[Stored records]
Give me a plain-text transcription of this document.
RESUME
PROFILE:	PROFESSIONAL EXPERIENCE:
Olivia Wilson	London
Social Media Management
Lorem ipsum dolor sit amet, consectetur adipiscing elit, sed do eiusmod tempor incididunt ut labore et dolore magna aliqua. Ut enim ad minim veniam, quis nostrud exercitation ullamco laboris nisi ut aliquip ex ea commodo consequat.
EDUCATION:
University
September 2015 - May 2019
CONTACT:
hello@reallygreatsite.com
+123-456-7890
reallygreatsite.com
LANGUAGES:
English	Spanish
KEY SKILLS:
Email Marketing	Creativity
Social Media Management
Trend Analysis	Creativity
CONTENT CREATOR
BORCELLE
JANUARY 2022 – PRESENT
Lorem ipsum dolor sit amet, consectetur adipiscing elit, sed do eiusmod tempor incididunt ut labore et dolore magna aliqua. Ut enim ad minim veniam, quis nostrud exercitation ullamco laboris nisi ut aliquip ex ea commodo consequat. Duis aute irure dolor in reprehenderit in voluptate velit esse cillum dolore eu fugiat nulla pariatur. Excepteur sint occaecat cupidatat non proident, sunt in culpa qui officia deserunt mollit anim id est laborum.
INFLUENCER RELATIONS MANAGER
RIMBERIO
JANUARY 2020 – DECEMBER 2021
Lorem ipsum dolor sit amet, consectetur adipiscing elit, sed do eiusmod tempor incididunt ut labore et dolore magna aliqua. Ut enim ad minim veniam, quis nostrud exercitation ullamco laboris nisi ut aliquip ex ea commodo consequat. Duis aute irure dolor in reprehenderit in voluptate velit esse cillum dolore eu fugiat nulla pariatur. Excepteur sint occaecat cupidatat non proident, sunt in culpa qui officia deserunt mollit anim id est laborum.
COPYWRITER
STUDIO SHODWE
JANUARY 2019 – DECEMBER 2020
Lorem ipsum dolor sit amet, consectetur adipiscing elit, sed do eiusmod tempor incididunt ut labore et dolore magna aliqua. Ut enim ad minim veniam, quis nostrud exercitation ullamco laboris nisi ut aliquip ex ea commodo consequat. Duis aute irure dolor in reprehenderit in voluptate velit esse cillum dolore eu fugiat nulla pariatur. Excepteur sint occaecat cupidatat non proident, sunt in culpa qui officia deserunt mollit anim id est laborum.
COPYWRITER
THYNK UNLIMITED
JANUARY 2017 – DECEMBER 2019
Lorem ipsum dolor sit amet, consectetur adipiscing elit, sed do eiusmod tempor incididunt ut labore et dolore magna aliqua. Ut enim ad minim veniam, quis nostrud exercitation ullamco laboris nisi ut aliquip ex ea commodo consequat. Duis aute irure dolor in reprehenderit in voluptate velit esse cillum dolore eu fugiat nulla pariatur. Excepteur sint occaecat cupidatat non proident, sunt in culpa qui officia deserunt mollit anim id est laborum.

...

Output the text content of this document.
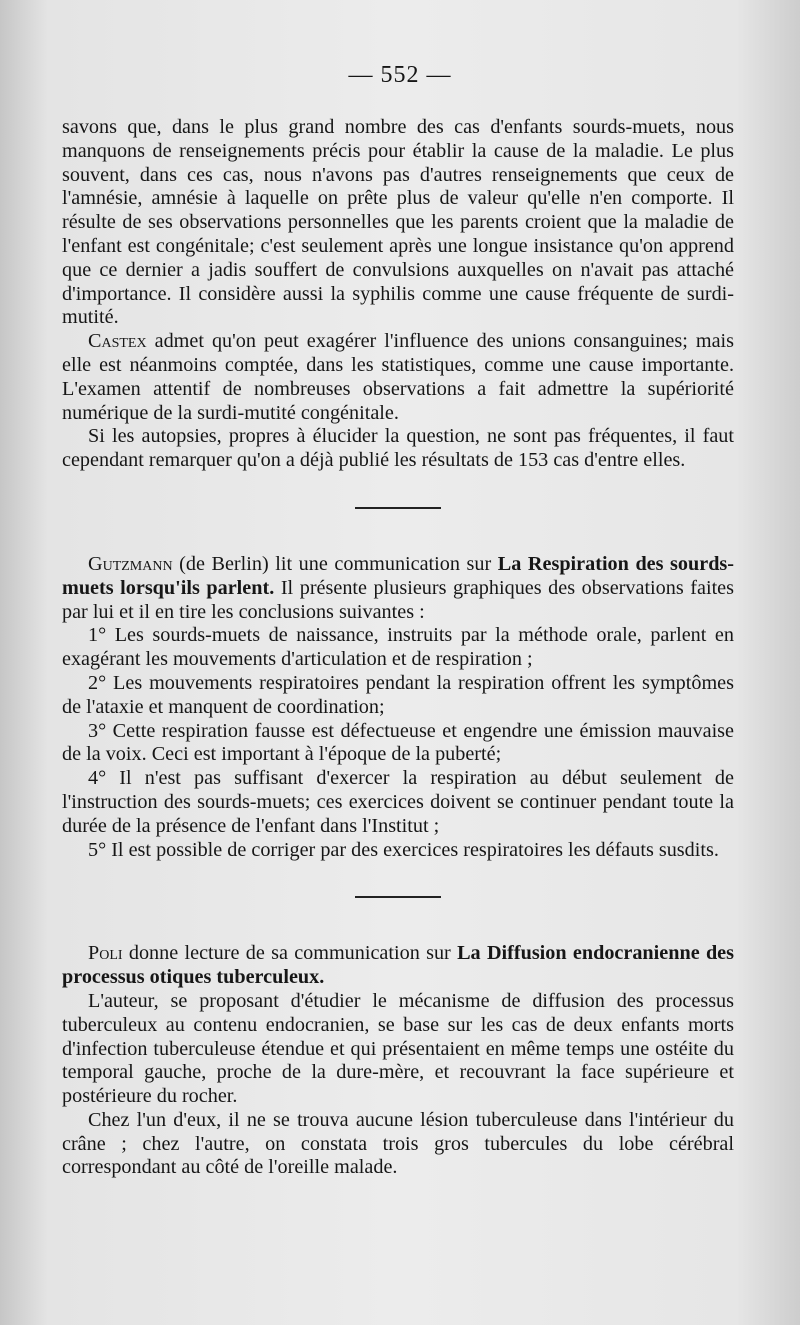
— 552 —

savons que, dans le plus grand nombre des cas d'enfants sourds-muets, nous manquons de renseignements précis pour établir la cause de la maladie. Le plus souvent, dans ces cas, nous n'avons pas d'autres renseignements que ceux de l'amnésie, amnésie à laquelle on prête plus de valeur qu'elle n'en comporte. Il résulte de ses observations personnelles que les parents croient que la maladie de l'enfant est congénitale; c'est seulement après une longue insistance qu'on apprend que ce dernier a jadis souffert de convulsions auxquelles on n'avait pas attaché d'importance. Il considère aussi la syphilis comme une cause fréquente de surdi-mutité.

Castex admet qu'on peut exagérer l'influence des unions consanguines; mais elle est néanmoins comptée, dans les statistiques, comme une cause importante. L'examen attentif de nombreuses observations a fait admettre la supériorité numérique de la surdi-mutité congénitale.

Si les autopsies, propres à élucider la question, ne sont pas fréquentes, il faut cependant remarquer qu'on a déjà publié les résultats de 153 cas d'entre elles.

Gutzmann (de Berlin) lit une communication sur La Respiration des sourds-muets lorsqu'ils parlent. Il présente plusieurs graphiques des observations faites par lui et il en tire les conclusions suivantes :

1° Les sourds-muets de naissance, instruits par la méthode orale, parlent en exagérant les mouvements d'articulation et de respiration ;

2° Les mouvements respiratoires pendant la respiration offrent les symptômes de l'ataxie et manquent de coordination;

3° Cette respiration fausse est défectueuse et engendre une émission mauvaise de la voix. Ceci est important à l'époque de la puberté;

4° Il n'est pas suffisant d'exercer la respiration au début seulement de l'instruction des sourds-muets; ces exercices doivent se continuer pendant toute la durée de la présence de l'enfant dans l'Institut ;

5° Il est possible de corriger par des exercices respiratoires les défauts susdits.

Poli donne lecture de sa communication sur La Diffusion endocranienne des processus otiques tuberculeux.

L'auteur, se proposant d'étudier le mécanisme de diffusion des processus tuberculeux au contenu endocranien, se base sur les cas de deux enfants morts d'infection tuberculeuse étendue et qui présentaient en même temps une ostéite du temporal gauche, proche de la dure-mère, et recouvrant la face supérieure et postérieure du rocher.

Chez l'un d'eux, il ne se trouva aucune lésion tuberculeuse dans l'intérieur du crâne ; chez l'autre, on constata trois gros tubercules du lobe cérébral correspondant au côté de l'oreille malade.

---

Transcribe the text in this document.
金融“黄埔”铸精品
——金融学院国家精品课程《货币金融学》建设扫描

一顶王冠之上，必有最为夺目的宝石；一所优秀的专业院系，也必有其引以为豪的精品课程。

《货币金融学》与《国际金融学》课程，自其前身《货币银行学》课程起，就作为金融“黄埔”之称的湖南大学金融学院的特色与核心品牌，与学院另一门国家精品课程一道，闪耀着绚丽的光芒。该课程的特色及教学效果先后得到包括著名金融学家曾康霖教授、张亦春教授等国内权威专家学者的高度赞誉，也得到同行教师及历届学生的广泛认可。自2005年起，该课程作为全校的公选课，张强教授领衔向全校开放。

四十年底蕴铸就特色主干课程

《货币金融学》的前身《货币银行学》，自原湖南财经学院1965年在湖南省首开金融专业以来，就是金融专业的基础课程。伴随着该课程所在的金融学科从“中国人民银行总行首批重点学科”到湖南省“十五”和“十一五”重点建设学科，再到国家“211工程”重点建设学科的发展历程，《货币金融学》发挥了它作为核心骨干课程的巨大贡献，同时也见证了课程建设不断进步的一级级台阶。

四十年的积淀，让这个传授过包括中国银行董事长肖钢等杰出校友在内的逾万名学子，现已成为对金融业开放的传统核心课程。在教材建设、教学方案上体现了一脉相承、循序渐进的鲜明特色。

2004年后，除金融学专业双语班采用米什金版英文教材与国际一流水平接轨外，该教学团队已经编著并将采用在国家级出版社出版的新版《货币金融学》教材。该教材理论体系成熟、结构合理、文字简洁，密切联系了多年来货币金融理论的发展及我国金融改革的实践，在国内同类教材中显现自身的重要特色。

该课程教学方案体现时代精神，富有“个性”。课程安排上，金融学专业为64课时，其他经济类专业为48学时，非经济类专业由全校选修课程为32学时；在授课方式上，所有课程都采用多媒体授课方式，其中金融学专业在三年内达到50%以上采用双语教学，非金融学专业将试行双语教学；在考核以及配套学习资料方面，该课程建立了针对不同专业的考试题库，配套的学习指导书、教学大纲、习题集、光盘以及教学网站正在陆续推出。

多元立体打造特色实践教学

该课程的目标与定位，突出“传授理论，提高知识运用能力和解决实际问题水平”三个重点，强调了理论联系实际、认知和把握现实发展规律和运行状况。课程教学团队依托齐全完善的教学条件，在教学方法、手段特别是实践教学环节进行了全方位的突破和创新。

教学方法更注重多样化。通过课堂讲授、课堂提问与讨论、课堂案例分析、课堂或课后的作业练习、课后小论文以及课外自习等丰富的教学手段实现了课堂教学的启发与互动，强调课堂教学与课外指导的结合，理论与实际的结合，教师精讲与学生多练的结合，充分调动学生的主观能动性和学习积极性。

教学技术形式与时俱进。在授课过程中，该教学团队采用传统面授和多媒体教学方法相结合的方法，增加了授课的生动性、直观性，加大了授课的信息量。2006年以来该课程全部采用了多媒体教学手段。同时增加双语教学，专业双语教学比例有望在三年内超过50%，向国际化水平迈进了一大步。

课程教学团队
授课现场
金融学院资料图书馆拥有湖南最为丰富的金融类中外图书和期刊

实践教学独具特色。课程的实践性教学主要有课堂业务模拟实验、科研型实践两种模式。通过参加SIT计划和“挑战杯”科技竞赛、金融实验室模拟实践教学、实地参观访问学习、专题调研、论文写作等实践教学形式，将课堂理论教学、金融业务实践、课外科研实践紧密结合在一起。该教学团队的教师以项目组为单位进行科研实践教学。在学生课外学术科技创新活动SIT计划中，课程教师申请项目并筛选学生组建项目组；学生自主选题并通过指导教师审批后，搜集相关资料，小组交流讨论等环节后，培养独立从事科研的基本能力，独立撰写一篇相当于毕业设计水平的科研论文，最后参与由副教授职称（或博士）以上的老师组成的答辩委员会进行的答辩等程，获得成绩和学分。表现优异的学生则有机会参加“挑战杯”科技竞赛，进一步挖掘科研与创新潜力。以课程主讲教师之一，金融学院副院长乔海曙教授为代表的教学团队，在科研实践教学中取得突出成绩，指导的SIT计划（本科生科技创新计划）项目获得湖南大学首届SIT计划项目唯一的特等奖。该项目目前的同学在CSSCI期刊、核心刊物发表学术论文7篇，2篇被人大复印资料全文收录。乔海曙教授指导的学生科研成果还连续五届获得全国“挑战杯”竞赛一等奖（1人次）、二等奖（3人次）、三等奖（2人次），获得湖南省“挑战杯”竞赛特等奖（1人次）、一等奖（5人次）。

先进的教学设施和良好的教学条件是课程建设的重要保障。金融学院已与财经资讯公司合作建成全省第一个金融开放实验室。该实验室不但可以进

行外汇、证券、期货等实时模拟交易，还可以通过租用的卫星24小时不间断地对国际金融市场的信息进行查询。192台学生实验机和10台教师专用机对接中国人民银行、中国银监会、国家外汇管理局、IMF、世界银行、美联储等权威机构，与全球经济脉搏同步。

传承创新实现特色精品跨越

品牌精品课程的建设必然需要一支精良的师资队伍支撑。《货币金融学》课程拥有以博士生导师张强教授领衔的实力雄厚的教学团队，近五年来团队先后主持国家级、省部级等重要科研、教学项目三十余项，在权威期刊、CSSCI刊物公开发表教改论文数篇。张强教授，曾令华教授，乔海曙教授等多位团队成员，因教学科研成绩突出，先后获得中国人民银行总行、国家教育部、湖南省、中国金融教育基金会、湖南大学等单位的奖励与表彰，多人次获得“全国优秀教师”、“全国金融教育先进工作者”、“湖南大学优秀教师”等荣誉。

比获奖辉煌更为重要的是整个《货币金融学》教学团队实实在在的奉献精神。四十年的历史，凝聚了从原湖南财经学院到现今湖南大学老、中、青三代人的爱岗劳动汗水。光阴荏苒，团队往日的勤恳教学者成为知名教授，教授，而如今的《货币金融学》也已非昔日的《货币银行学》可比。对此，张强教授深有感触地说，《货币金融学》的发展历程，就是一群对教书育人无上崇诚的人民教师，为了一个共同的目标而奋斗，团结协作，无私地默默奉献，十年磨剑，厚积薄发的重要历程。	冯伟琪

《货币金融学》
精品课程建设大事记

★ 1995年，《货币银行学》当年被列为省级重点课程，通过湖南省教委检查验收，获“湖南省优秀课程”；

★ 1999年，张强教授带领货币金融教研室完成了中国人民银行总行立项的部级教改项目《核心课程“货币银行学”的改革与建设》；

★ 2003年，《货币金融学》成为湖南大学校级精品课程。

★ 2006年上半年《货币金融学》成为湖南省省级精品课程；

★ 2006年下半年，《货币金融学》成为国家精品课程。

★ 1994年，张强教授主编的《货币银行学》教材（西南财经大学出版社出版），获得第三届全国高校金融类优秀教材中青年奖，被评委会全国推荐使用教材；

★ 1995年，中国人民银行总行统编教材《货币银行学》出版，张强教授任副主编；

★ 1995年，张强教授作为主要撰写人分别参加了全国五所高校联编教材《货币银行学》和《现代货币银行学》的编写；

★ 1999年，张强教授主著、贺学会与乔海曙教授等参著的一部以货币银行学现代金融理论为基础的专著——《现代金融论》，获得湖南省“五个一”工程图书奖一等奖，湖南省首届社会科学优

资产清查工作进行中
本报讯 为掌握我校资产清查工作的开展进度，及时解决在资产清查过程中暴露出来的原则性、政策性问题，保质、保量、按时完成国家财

**YOUR INSTRUCTIONS:**
Review the material and copy each line in which the word "text" appears.

**SOLUTION:**
Give me a plain-text transcription of this document.
Output the text content of this document.
Transcribe the text in this document.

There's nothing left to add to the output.